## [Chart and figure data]
*****

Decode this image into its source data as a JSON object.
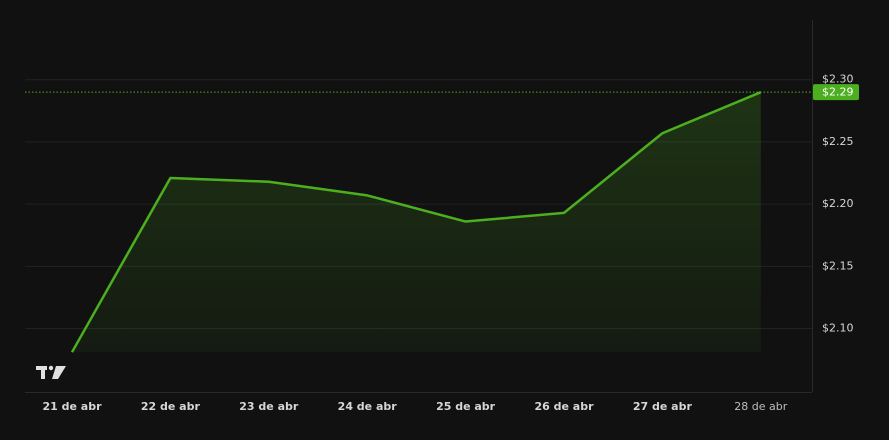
{
  "chart_data": {
    "type": "area",
    "categories": [
      "21 de abr",
      "22 de abr",
      "23 de abr",
      "24 de abr",
      "25 de abr",
      "26 de abr",
      "27 de abr",
      "28 de abr"
    ],
    "values": [
      2.081,
      2.221,
      2.218,
      2.207,
      2.186,
      2.193,
      2.257,
      2.29
    ],
    "color": "#4caf1f",
    "ylim": [
      2.049,
      2.348
    ],
    "yticks": [
      {
        "value": 2.1,
        "label": "$2.10"
      },
      {
        "value": 2.15,
        "label": "$2.15"
      },
      {
        "value": 2.2,
        "label": "$2.20"
      },
      {
        "value": 2.25,
        "label": "$2.25"
      },
      {
        "value": 2.3,
        "label": "$2.30"
      }
    ],
    "grid": true,
    "price_marker": {
      "value": 2.29,
      "label": "$2.29"
    }
  }
}
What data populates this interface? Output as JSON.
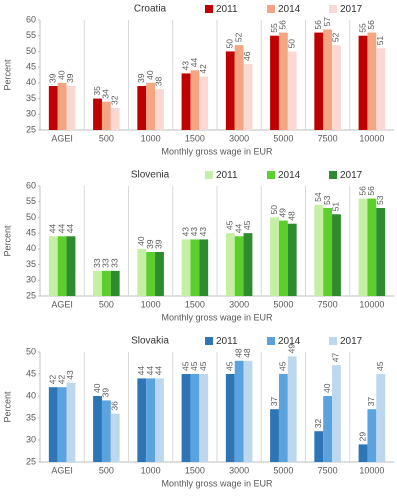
{
  "chart_data": [
    {
      "type": "bar",
      "title": "Croatia",
      "x_label": "Monthly gross wage in EUR",
      "y_label": "Percent",
      "categories": [
        "AGEI",
        "500",
        "1000",
        "1500",
        "3000",
        "5000",
        "7500",
        "10000"
      ],
      "series": [
        {
          "name": "2011",
          "color": "#c00000",
          "values": [
            39,
            35,
            39,
            43,
            50,
            55,
            56,
            55
          ]
        },
        {
          "name": "2014",
          "color": "#f4a582",
          "values": [
            40,
            34,
            40,
            44,
            52,
            56,
            57,
            56
          ]
        },
        {
          "name": "2017",
          "color": "#fbd9d3",
          "values": [
            39,
            32,
            38,
            42,
            46,
            50,
            52,
            51
          ]
        }
      ],
      "ylim": [
        25,
        60
      ],
      "yticks": [
        25,
        30,
        35,
        40,
        45,
        50,
        55,
        60
      ]
    },
    {
      "type": "bar",
      "title": "Slovenia",
      "x_label": "Monthly gross wage in EUR",
      "y_label": "Percent",
      "categories": [
        "AGEI",
        "500",
        "1000",
        "1500",
        "3000",
        "5000",
        "7500",
        "10000"
      ],
      "series": [
        {
          "name": "2011",
          "color": "#c6efa6",
          "values": [
            44,
            33,
            40,
            43,
            45,
            50,
            54,
            56
          ]
        },
        {
          "name": "2014",
          "color": "#5ccf2e",
          "values": [
            44,
            33,
            39,
            43,
            44,
            49,
            53,
            56
          ]
        },
        {
          "name": "2017",
          "color": "#2e8b2e",
          "values": [
            44,
            33,
            39,
            43,
            45,
            48,
            51,
            53
          ]
        }
      ],
      "ylim": [
        25,
        60
      ],
      "yticks": [
        25,
        30,
        35,
        40,
        45,
        50,
        55,
        60
      ]
    },
    {
      "type": "bar",
      "title": "Slovakia",
      "x_label": "Monthly gross wage in EUR",
      "y_label": "Percent",
      "categories": [
        "AGEI",
        "500",
        "1000",
        "1500",
        "3000",
        "5000",
        "7500",
        "10000"
      ],
      "series": [
        {
          "name": "2011",
          "color": "#2e75b6",
          "values": [
            42,
            40,
            44,
            45,
            45,
            37,
            32,
            29
          ]
        },
        {
          "name": "2014",
          "color": "#5ba3de",
          "values": [
            42,
            39,
            44,
            45,
            48,
            45,
            40,
            37
          ]
        },
        {
          "name": "2017",
          "color": "#bdd7ee",
          "values": [
            43,
            36,
            44,
            45,
            48,
            49,
            47,
            45
          ]
        }
      ],
      "ylim": [
        25,
        50
      ],
      "yticks": [
        25,
        30,
        35,
        40,
        45,
        50
      ]
    }
  ]
}
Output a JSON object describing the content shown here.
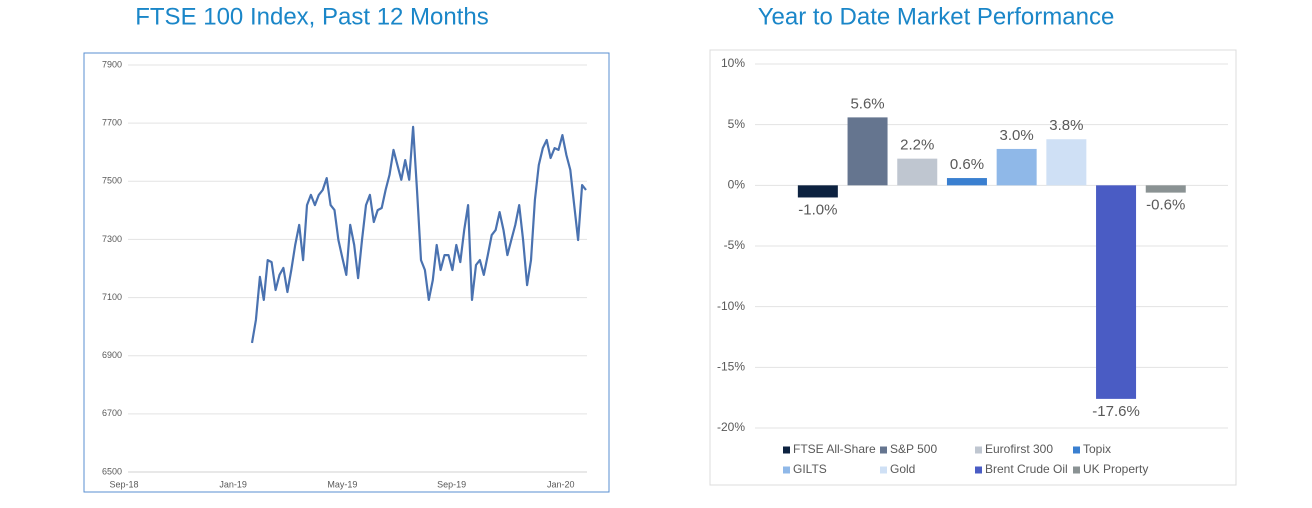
{
  "chart_data": [
    {
      "type": "line",
      "title": "FTSE 100 Index, Past 12 Months",
      "color": "#4a72b0",
      "ylim": [
        6500,
        7900
      ],
      "yticks": [
        6500,
        6700,
        6900,
        7100,
        7300,
        7500,
        7700,
        7900
      ],
      "xticks": [
        "Sep-18",
        "Jan-19",
        "May-19",
        "Sep-19",
        "Jan-20"
      ],
      "grid": true,
      "values": [
        6944,
        7023,
        7171,
        7092,
        7229,
        7222,
        7126,
        7178,
        7202,
        7119,
        7195,
        7281,
        7350,
        7229,
        7418,
        7453,
        7418,
        7453,
        7470,
        7511,
        7418,
        7401,
        7298,
        7236,
        7178,
        7350,
        7281,
        7167,
        7298,
        7418,
        7453,
        7360,
        7401,
        7408,
        7470,
        7522,
        7608,
        7556,
        7505,
        7573,
        7505,
        7687,
        7470,
        7229,
        7195,
        7092,
        7160,
        7281,
        7195,
        7246,
        7246,
        7195,
        7281,
        7222,
        7332,
        7418,
        7092,
        7212,
        7229,
        7178,
        7246,
        7315,
        7332,
        7394,
        7332,
        7246,
        7298,
        7350,
        7418,
        7298,
        7143,
        7229,
        7436,
        7556,
        7614,
        7642,
        7580,
        7614,
        7608,
        7659,
        7590,
        7539,
        7418,
        7298,
        7487,
        7470
      ]
    },
    {
      "type": "bar",
      "title": "Year to Date Market Performance",
      "categories": [
        "FTSE All-Share",
        "S&P 500",
        "Eurofirst 300",
        "Topix",
        "GILTS",
        "Gold",
        "Brent Crude Oil",
        "UK Property"
      ],
      "values": [
        -1.0,
        5.6,
        2.2,
        0.6,
        3.0,
        3.8,
        -17.6,
        -0.6
      ],
      "value_labels": [
        "-1.0%",
        "5.6%",
        "2.2%",
        "0.6%",
        "3.0%",
        "3.8%",
        "-17.6%",
        "-0.6%"
      ],
      "colors": [
        "#0d2240",
        "#65758f",
        "#bfc6d0",
        "#3a7fd0",
        "#8fb8e8",
        "#cfe0f5",
        "#4a5cc4",
        "#8a9293"
      ],
      "ylim": [
        -20,
        10
      ],
      "yticks": [
        {
          "value": -20,
          "label": "-20%"
        },
        {
          "value": -15,
          "label": "-15%"
        },
        {
          "value": -10,
          "label": "-10%"
        },
        {
          "value": -5,
          "label": "-5%"
        },
        {
          "value": 0,
          "label": "0%"
        },
        {
          "value": 5,
          "label": "5%"
        },
        {
          "value": 10,
          "label": "10%"
        }
      ],
      "grid": true,
      "legend": "bottom"
    }
  ]
}
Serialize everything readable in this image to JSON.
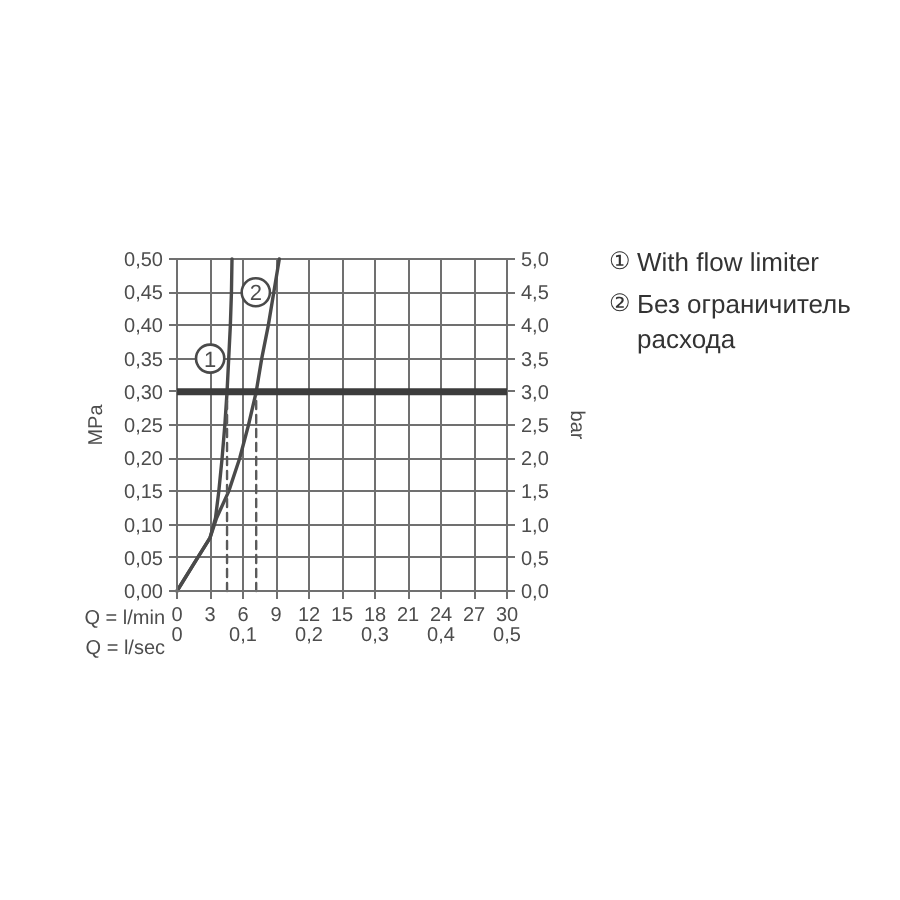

*****

## [PROBLEM STATEMENT]
Search the data for "FTSE". Copy every matching line.

## [EXERCISE ANSWER]
      "title": "FTSE 100 Index, Past 12 Months",
        "FTSE All-Share",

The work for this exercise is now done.